▶
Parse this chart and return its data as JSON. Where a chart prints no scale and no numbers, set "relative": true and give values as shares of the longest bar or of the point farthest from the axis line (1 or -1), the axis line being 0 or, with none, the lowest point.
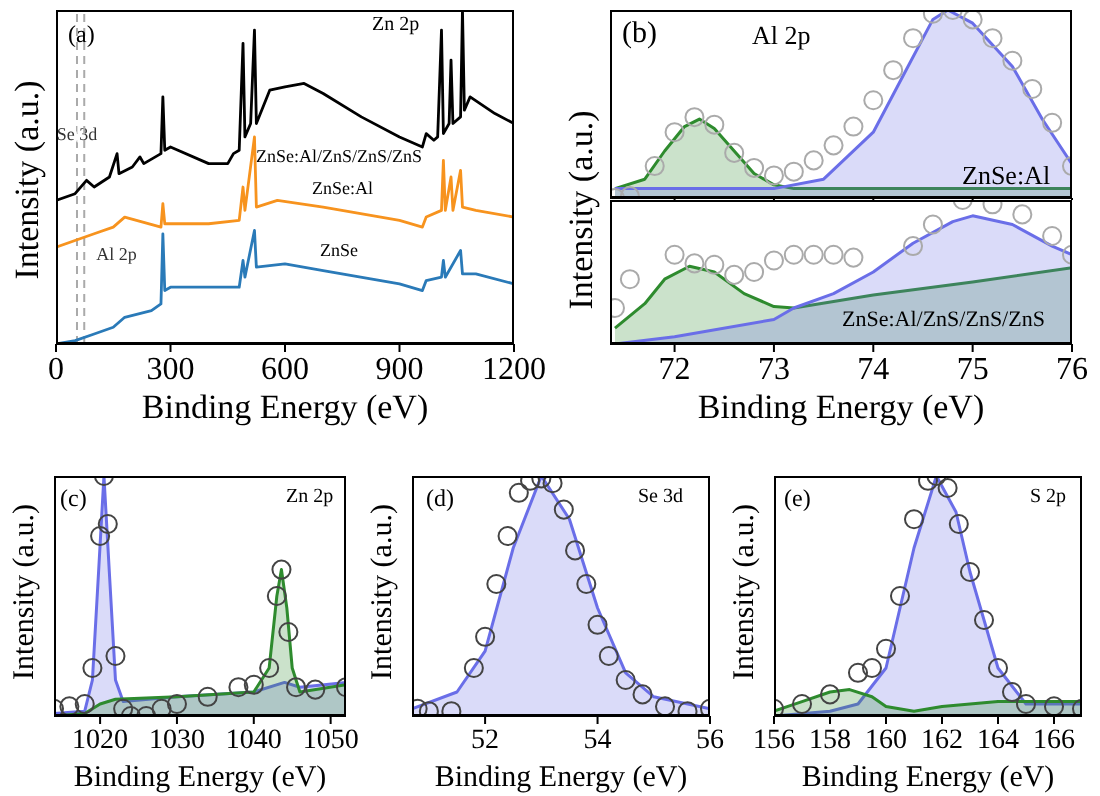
{
  "chart_data": [
    {
      "type": "line",
      "relative": true,
      "xlabel": "Binding Energy (eV)",
      "ylabel": "Intensity (a.u.)",
      "xlim": [
        0,
        1200
      ],
      "xticks": [
        0,
        300,
        600,
        900,
        1200
      ],
      "annotations": [
        "(a)",
        "Zn 2p"
      ],
      "ref_lines": [
        {
          "axis": "x",
          "value": 55,
          "label": "Se 3d",
          "color": "#aaaaaa",
          "line_style": "dashed"
        },
        {
          "axis": "x",
          "value": 74,
          "label": "Al 2p",
          "color": "#aaaaaa",
          "line_style": "dashed"
        }
      ],
      "series": [
        {
          "name": "ZnSe:Al/ZnS/ZnS/ZnS",
          "color": "#000000",
          "x": [
            0,
            50,
            80,
            100,
            140,
            160,
            165,
            200,
            220,
            230,
            275,
            280,
            285,
            300,
            400,
            450,
            465,
            480,
            490,
            495,
            510,
            520,
            525,
            560,
            600,
            650,
            700,
            800,
            900,
            960,
            970,
            990,
            1000,
            1010,
            1015,
            1030,
            1035,
            1040,
            1060,
            1065,
            1070,
            1085,
            1150,
            1200
          ],
          "values": [
            0.43,
            0.45,
            0.49,
            0.47,
            0.5,
            0.57,
            0.51,
            0.53,
            0.56,
            0.54,
            0.57,
            0.74,
            0.58,
            0.59,
            0.54,
            0.54,
            0.57,
            0.58,
            0.9,
            0.62,
            0.66,
            0.94,
            0.66,
            0.76,
            0.77,
            0.78,
            0.75,
            0.68,
            0.62,
            0.59,
            0.63,
            0.61,
            0.62,
            0.94,
            0.63,
            0.66,
            0.85,
            0.66,
            0.68,
            1.0,
            0.7,
            0.74,
            0.69,
            0.66
          ]
        },
        {
          "name": "ZnSe:Al",
          "color": "#f7931e",
          "x": [
            0,
            100,
            150,
            180,
            275,
            280,
            285,
            400,
            480,
            490,
            495,
            520,
            525,
            580,
            700,
            900,
            960,
            970,
            1010,
            1015,
            1020,
            1035,
            1040,
            1060,
            1065,
            1100,
            1200
          ],
          "values": [
            0.29,
            0.33,
            0.35,
            0.38,
            0.35,
            0.42,
            0.36,
            0.36,
            0.37,
            0.47,
            0.4,
            0.62,
            0.41,
            0.43,
            0.41,
            0.37,
            0.35,
            0.38,
            0.4,
            0.55,
            0.4,
            0.5,
            0.4,
            0.52,
            0.41,
            0.4,
            0.38
          ]
        },
        {
          "name": "ZnSe",
          "color": "#2a7ab8",
          "x": [
            0,
            50,
            100,
            150,
            180,
            250,
            275,
            280,
            285,
            300,
            400,
            480,
            490,
            495,
            520,
            525,
            600,
            700,
            900,
            960,
            970,
            1010,
            1015,
            1020,
            1060,
            1065,
            1100,
            1200
          ],
          "values": [
            0,
            0.01,
            0.03,
            0.05,
            0.08,
            0.1,
            0.12,
            0.33,
            0.16,
            0.17,
            0.17,
            0.17,
            0.25,
            0.2,
            0.34,
            0.23,
            0.24,
            0.22,
            0.18,
            0.16,
            0.19,
            0.2,
            0.25,
            0.2,
            0.28,
            0.21,
            0.21,
            0.18
          ]
        }
      ]
    },
    {
      "type": "area",
      "relative": true,
      "ylabel": "Intensity (a.u.)",
      "xlim": [
        71.35,
        76
      ],
      "xticks": [
        72,
        73,
        74,
        75,
        76
      ],
      "tick_labels": false,
      "annotations": [
        "(b)",
        "Al 2p",
        "ZnSe:Al"
      ],
      "series": [
        {
          "color": "#2e8b2e",
          "x": [
            71.4,
            71.7,
            71.9,
            72.1,
            72.25,
            72.4,
            72.6,
            72.8,
            73.0,
            73.2,
            76
          ],
          "values": [
            0.05,
            0.1,
            0.25,
            0.38,
            0.42,
            0.37,
            0.25,
            0.13,
            0.07,
            0.05,
            0.05
          ]
        },
        {
          "color": "#6a6ee8",
          "x": [
            71.4,
            73,
            73.5,
            74,
            74.3,
            74.6,
            74.75,
            75,
            75.4,
            75.7,
            76
          ],
          "values": [
            0.05,
            0.05,
            0.1,
            0.35,
            0.65,
            0.95,
            1.0,
            0.93,
            0.7,
            0.42,
            0.18
          ]
        },
        {
          "type": "scatter",
          "marker": "circle",
          "color": "#aaaaaa",
          "x": [
            71.4,
            71.55,
            71.8,
            72.0,
            72.2,
            72.4,
            72.6,
            72.8,
            73.0,
            73.2,
            73.4,
            73.6,
            73.8,
            74.0,
            74.2,
            74.4,
            74.6,
            74.8,
            75.0,
            75.2,
            75.4,
            75.6,
            75.8,
            76
          ],
          "values": [
            0,
            0.01,
            0.17,
            0.35,
            0.43,
            0.39,
            0.24,
            0.16,
            0.12,
            0.14,
            0.2,
            0.28,
            0.38,
            0.52,
            0.68,
            0.85,
            0.98,
            1.0,
            0.95,
            0.85,
            0.73,
            0.58,
            0.4,
            0.17
          ]
        }
      ]
    },
    {
      "type": "area",
      "relative": true,
      "xlabel": "Binding Energy (eV)",
      "xlim": [
        71.35,
        76
      ],
      "xticks": [
        72,
        73,
        74,
        75,
        76
      ],
      "tick_labels": "x",
      "annotations": [
        "ZnSe:Al/ZnS/ZnS/ZnS"
      ],
      "series": [
        {
          "color": "#2e8b2e",
          "x": [
            71.4,
            71.7,
            71.9,
            72.15,
            72.4,
            72.7,
            73.0,
            73.2,
            74,
            75,
            76
          ],
          "values": [
            0.11,
            0.28,
            0.45,
            0.54,
            0.5,
            0.35,
            0.26,
            0.25,
            0.34,
            0.43,
            0.53
          ]
        },
        {
          "color": "#6a6ee8",
          "x": [
            71.4,
            72,
            73,
            73.2,
            73.6,
            74,
            74.4,
            74.8,
            75.0,
            75.4,
            75.8,
            76
          ],
          "values": [
            0,
            0.05,
            0.17,
            0.25,
            0.35,
            0.5,
            0.7,
            0.85,
            0.89,
            0.83,
            0.68,
            0.62
          ]
        },
        {
          "type": "scatter",
          "marker": "circle",
          "color": "#aaaaaa",
          "x": [
            71.4,
            71.55,
            72.0,
            72.2,
            72.4,
            72.6,
            72.8,
            73.0,
            73.2,
            73.4,
            73.6,
            73.8,
            74.4,
            74.6,
            74.9,
            75.2,
            75.5,
            75.8,
            76
          ],
          "values": [
            0.25,
            0.45,
            0.62,
            0.56,
            0.55,
            0.48,
            0.5,
            0.58,
            0.62,
            0.62,
            0.62,
            0.6,
            0.68,
            0.83,
            1.0,
            0.97,
            0.9,
            0.75,
            0.62
          ]
        }
      ]
    },
    {
      "type": "area",
      "relative": true,
      "xlabel": "Binding Energy (eV)",
      "ylabel": "Intensity (a.u.)",
      "xlim": [
        1014,
        1052
      ],
      "xticks": [
        1020,
        1030,
        1040,
        1050
      ],
      "annotations": [
        "(c)",
        "Zn 2p"
      ],
      "series": [
        {
          "color": "#6a6ee8",
          "x": [
            1014,
            1018,
            1019,
            1019.8,
            1020.5,
            1021.2,
            1022,
            1023,
            1030,
            1040,
            1044,
            1046,
            1052
          ],
          "values": [
            0.01,
            0.02,
            0.15,
            0.6,
            1.0,
            0.6,
            0.15,
            0.06,
            0.08,
            0.1,
            0.14,
            0.12,
            0.14
          ]
        },
        {
          "color": "#2e8b2e",
          "x": [
            1014,
            1018,
            1020,
            1022,
            1030,
            1040,
            1042,
            1043,
            1043.6,
            1044.3,
            1045,
            1046,
            1052
          ],
          "values": [
            0,
            0.01,
            0.05,
            0.07,
            0.08,
            0.1,
            0.2,
            0.5,
            0.61,
            0.45,
            0.2,
            0.1,
            0.13
          ]
        },
        {
          "type": "scatter",
          "marker": "circle",
          "color": "#444444",
          "x": [
            1014,
            1016,
            1018,
            1019,
            1020,
            1020.5,
            1021,
            1022,
            1023,
            1024,
            1026,
            1028,
            1030,
            1034,
            1038,
            1040,
            1042,
            1043,
            1043.6,
            1044.5,
            1045.5,
            1048,
            1052
          ],
          "values": [
            0.03,
            0.04,
            0.05,
            0.2,
            0.75,
            1.0,
            0.8,
            0.25,
            0.03,
            0,
            0,
            0.03,
            0.05,
            0.08,
            0.12,
            0.13,
            0.2,
            0.5,
            0.61,
            0.35,
            0.12,
            0.11,
            0.12
          ]
        }
      ]
    },
    {
      "type": "area",
      "relative": true,
      "xlabel": "Binding Energy (eV)",
      "ylabel": "Intensity (a.u.)",
      "xlim": [
        50.7,
        56
      ],
      "xticks": [
        52,
        54,
        56
      ],
      "annotations": [
        "(d)",
        "Se 3d"
      ],
      "series": [
        {
          "color": "#6a6ee8",
          "x": [
            50.7,
            51.5,
            52,
            52.5,
            53,
            53.5,
            54,
            54.5,
            55,
            56
          ],
          "values": [
            0.03,
            0.1,
            0.27,
            0.7,
            1.0,
            0.82,
            0.45,
            0.18,
            0.08,
            0.03
          ]
        },
        {
          "type": "scatter",
          "marker": "circle",
          "color": "#444444",
          "x": [
            50.8,
            51,
            51.4,
            51.8,
            52,
            52.2,
            52.4,
            52.6,
            52.8,
            53.0,
            53.2,
            53.4,
            53.6,
            53.8,
            54.0,
            54.2,
            54.5,
            54.8,
            55.2,
            55.6,
            56
          ],
          "values": [
            0.03,
            0.02,
            0.02,
            0.2,
            0.33,
            0.55,
            0.75,
            0.93,
            0.98,
            0.99,
            0.97,
            0.86,
            0.69,
            0.55,
            0.38,
            0.25,
            0.15,
            0.09,
            0.04,
            0.02,
            0.03
          ]
        }
      ]
    },
    {
      "type": "area",
      "relative": true,
      "xlabel": "Binding Energy (eV)",
      "ylabel": "Intensity (a.u.)",
      "xlim": [
        156,
        167
      ],
      "xticks": [
        156,
        158,
        160,
        162,
        164,
        166
      ],
      "annotations": [
        "(e)",
        "S 2p"
      ],
      "series": [
        {
          "color": "#6a6ee8",
          "x": [
            156,
            158,
            159,
            160,
            161,
            161.8,
            162.5,
            163,
            164,
            165,
            167
          ],
          "values": [
            0,
            0.02,
            0.05,
            0.2,
            0.7,
            1.0,
            0.85,
            0.6,
            0.2,
            0.05,
            0.05
          ]
        },
        {
          "color": "#2e8b2e",
          "x": [
            156,
            157,
            158,
            158.7,
            159.5,
            160,
            161,
            162,
            164,
            167
          ],
          "values": [
            0.02,
            0.06,
            0.1,
            0.11,
            0.08,
            0.04,
            0.02,
            0.04,
            0.06,
            0.06
          ]
        },
        {
          "type": "scatter",
          "marker": "circle",
          "color": "#444444",
          "x": [
            156,
            157,
            158,
            159,
            159.5,
            160,
            160.5,
            161,
            161.5,
            161.8,
            162.2,
            162.6,
            163,
            163.5,
            164,
            164.5,
            165,
            166,
            167
          ],
          "values": [
            0.03,
            0.05,
            0.09,
            0.18,
            0.2,
            0.28,
            0.5,
            0.82,
            0.98,
            1.0,
            0.95,
            0.8,
            0.6,
            0.4,
            0.2,
            0.1,
            0.05,
            0.04,
            0.03
          ]
        }
      ]
    }
  ]
}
◀
- **What is needed**
Select the lines from the entries that include the word "ZnSe".

- **Response**
          "name": "ZnSe:Al/ZnS/ZnS/ZnS",
          "name": "ZnSe:Al",
          "name": "ZnSe",
        "ZnSe:Al"
        "ZnSe:Al/ZnS/ZnS/ZnS"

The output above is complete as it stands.